**Exercise requirements**
Where does the string "Messe" appear in the records? Copy every line that contains it.

**Available data**

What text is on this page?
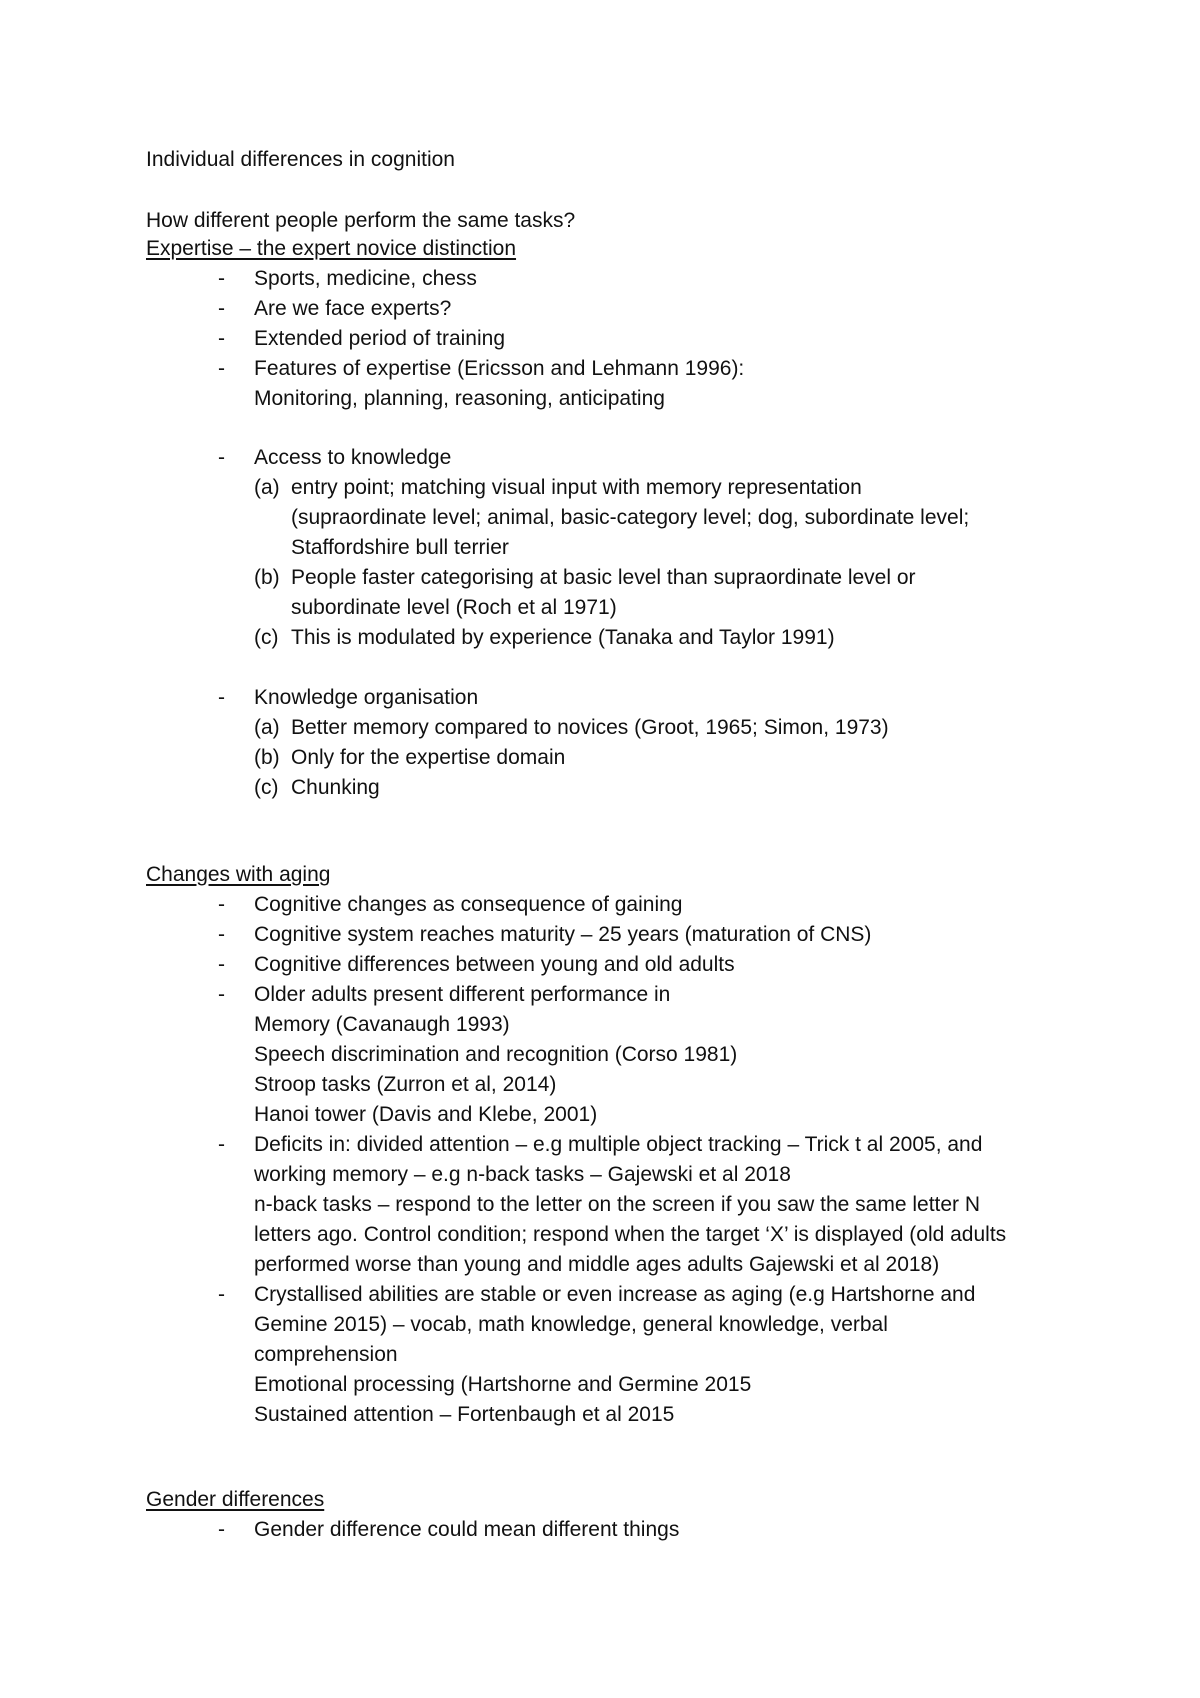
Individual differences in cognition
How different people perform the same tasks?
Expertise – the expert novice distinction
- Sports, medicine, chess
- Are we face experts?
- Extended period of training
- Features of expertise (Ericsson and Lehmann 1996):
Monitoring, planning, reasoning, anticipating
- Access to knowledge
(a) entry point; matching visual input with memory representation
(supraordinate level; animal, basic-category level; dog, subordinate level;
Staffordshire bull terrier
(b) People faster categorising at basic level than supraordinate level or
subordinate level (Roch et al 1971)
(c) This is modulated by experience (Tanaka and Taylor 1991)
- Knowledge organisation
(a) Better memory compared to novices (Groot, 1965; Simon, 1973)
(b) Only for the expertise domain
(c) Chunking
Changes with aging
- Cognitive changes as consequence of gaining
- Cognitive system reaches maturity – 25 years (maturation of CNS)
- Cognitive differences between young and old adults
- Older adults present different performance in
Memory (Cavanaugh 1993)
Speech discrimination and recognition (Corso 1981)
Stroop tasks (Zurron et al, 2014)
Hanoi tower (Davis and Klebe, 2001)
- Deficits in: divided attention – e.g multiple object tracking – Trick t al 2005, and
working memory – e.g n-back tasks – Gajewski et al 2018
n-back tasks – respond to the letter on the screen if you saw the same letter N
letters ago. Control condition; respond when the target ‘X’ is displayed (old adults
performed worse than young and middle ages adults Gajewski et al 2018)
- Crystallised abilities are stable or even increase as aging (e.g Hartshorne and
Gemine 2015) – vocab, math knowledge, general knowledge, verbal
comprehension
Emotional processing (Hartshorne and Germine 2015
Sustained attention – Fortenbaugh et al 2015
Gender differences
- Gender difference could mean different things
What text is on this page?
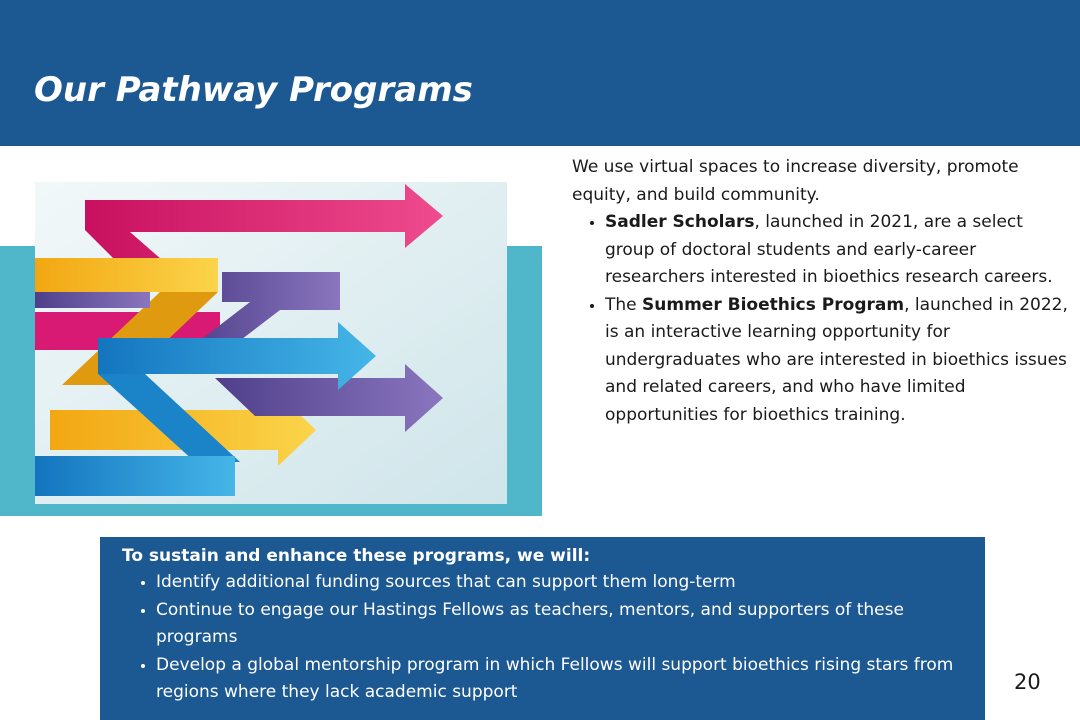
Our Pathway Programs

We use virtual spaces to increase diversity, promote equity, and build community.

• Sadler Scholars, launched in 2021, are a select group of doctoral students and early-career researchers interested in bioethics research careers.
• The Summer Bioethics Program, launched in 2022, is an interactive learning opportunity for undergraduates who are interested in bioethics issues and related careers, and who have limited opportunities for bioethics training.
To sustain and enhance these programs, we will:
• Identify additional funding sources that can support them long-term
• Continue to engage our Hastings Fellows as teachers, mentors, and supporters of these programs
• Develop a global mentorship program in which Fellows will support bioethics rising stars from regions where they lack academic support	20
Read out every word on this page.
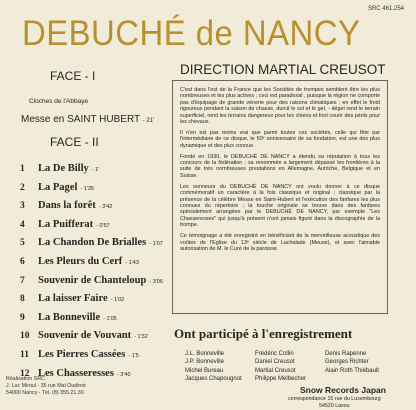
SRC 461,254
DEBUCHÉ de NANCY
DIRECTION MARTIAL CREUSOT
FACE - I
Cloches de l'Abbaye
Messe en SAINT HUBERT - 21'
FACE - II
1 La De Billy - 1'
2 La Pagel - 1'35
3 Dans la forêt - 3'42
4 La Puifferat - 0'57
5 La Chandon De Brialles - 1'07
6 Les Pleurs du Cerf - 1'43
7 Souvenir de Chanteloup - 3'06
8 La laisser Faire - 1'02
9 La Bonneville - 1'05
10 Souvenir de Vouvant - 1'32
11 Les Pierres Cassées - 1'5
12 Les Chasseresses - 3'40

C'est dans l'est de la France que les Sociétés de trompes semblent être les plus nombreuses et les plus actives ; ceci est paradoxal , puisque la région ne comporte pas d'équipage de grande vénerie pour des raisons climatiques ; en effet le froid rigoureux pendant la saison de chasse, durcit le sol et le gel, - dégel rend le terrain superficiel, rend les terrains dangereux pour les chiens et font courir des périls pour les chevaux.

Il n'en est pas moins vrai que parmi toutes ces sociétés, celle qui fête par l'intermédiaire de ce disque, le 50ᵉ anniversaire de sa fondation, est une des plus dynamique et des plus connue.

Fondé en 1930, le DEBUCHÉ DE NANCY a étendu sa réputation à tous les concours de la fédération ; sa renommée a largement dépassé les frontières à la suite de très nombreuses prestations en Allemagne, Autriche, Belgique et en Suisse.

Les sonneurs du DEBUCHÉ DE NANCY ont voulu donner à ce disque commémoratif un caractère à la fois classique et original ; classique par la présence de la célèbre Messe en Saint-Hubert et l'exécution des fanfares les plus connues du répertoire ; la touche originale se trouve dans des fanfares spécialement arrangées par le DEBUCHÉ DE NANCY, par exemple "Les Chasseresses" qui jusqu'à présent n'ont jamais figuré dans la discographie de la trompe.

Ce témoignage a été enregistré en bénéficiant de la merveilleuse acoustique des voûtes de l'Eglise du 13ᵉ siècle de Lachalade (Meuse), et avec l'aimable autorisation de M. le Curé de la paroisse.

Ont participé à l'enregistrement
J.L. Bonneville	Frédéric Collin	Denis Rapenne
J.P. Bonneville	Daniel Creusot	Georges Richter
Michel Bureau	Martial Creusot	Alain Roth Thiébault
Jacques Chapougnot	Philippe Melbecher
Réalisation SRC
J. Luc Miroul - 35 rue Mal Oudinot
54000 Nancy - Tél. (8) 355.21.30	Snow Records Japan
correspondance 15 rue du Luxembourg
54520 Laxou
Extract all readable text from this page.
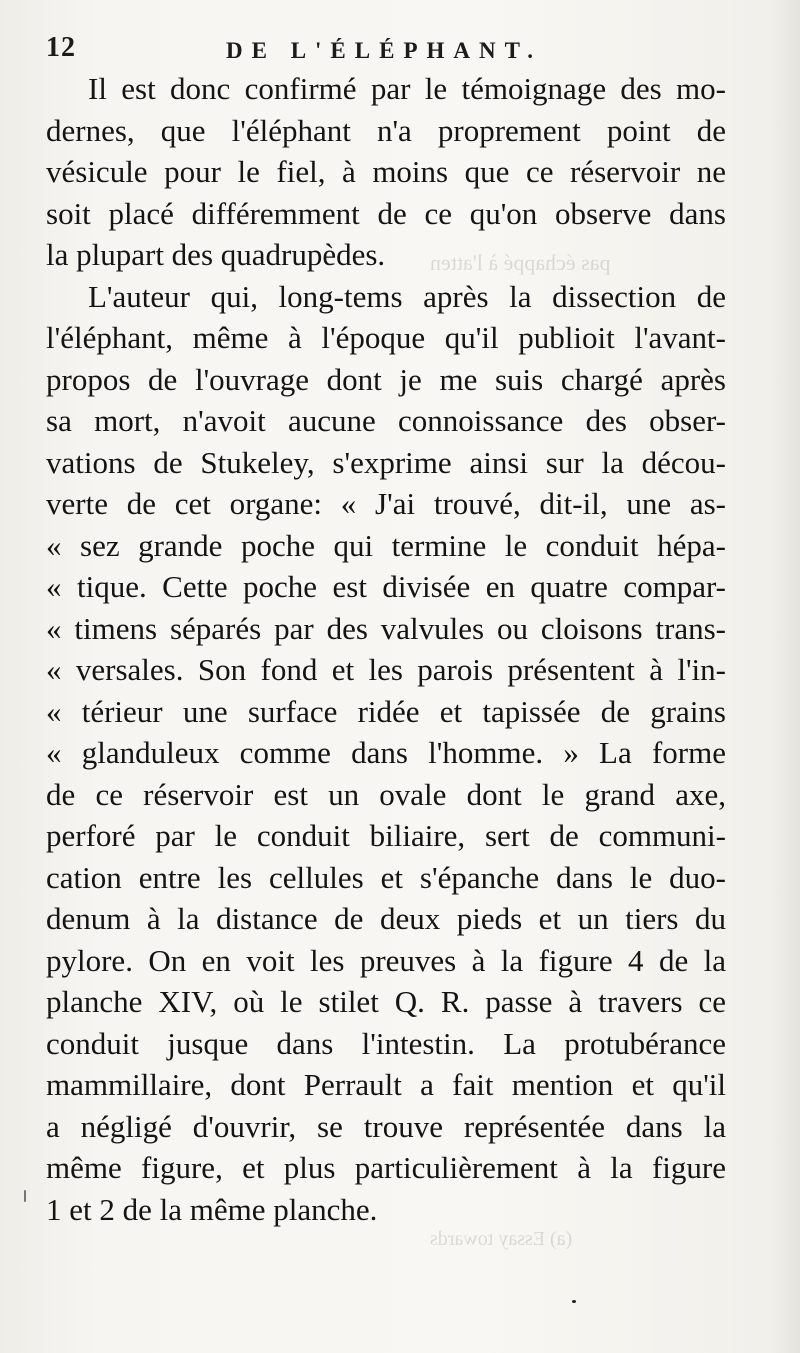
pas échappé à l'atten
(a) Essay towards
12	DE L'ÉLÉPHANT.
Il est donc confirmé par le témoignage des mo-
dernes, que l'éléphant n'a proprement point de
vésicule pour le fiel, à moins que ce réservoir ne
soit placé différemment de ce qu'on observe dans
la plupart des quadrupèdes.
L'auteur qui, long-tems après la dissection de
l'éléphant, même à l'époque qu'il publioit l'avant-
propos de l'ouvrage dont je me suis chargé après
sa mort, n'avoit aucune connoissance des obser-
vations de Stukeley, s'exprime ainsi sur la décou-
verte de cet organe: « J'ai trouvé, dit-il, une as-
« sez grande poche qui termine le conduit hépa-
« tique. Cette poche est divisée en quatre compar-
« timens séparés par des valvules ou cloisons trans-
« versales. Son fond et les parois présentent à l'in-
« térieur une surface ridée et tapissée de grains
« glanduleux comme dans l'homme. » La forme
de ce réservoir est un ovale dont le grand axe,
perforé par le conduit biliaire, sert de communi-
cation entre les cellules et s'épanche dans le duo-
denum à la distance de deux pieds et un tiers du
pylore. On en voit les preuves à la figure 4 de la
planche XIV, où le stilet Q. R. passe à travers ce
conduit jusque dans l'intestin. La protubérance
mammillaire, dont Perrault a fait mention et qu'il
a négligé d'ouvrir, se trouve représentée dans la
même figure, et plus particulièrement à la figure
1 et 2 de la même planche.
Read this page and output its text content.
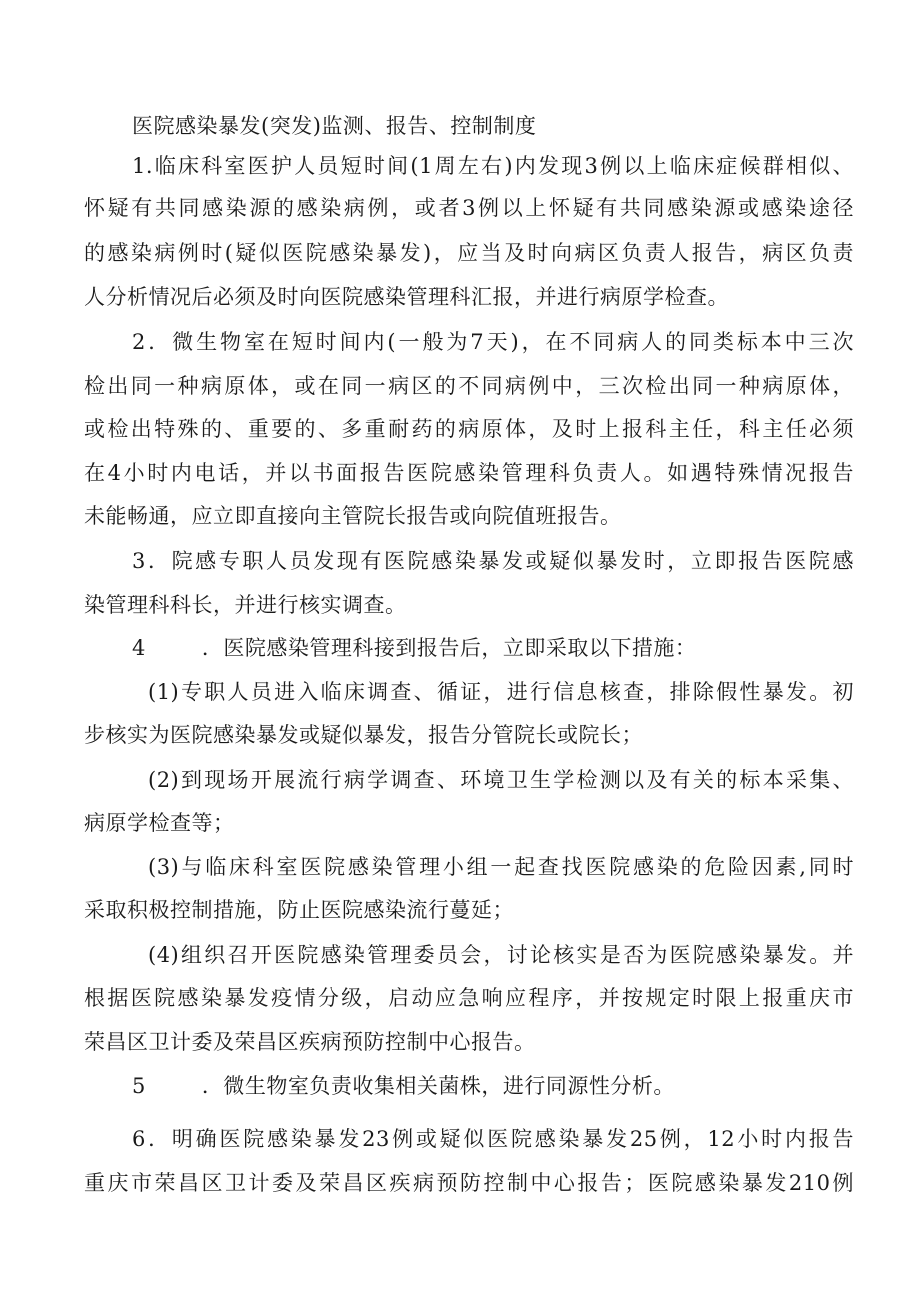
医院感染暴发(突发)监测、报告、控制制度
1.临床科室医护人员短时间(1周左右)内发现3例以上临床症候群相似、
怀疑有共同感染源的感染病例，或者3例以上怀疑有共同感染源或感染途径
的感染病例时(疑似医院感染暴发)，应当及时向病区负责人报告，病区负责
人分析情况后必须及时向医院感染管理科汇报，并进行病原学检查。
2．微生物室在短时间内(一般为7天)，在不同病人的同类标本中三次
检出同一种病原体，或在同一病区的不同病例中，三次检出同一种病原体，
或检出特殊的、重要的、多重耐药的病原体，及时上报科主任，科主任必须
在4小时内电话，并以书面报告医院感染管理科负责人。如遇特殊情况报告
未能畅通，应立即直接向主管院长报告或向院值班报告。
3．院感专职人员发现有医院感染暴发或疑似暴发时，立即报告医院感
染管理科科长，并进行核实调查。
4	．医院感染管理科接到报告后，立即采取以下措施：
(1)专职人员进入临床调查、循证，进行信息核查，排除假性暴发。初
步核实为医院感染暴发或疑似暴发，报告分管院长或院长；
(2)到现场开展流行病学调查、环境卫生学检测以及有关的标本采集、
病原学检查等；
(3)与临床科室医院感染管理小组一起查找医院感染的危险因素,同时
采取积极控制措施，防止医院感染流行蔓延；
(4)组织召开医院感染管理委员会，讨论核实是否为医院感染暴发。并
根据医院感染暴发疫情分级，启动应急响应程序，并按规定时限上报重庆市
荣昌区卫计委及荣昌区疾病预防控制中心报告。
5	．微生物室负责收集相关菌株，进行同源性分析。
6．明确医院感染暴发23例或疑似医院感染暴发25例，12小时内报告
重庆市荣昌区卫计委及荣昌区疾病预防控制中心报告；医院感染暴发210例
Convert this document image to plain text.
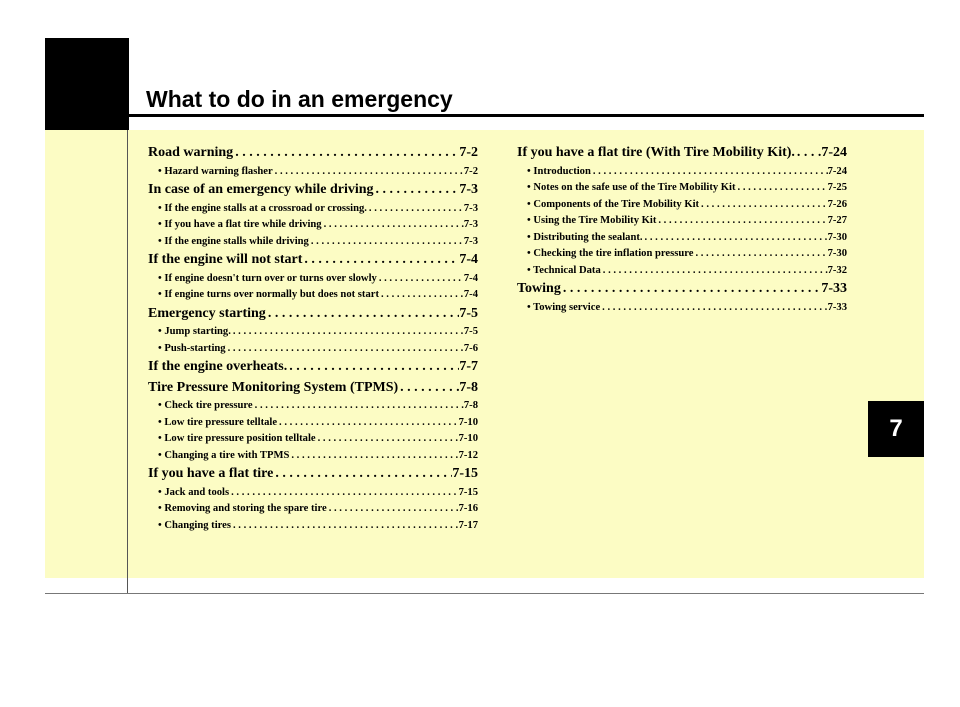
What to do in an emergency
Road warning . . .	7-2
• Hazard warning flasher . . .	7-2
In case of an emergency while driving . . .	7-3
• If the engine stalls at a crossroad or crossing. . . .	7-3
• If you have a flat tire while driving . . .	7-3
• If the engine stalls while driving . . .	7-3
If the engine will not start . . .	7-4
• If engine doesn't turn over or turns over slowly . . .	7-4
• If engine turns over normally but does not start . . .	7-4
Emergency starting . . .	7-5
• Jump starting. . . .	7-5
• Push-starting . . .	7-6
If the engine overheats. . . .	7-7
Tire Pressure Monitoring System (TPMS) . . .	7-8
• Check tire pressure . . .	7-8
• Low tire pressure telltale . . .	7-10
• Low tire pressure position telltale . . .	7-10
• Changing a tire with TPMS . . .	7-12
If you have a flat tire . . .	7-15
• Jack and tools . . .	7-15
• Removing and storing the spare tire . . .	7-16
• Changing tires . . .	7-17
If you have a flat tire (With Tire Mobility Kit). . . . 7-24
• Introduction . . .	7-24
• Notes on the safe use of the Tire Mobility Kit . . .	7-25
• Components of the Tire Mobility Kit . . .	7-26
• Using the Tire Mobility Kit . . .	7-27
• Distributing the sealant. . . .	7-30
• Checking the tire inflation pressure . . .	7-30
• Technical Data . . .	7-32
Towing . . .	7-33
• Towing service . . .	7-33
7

**Complete response**
Messe en SAINT HUBERT - 21'
Les sonneurs du DEBUCHÉ DE NANCY ont voulu donner à ce disque commémoratif un caractère à la fois classique et original ; classique par la présence de la célèbre Messe en Saint-Hubert et l'exécution des fanfares les plus connues du répertoire ; la touche originale se trouve dans des fanfares spécialement arrangées par le DEBUCHÉ DE NANCY, par exemple "Les Chasseresses" qui jusqu'à présent n'ont jamais figuré dans la discographie de la trompe.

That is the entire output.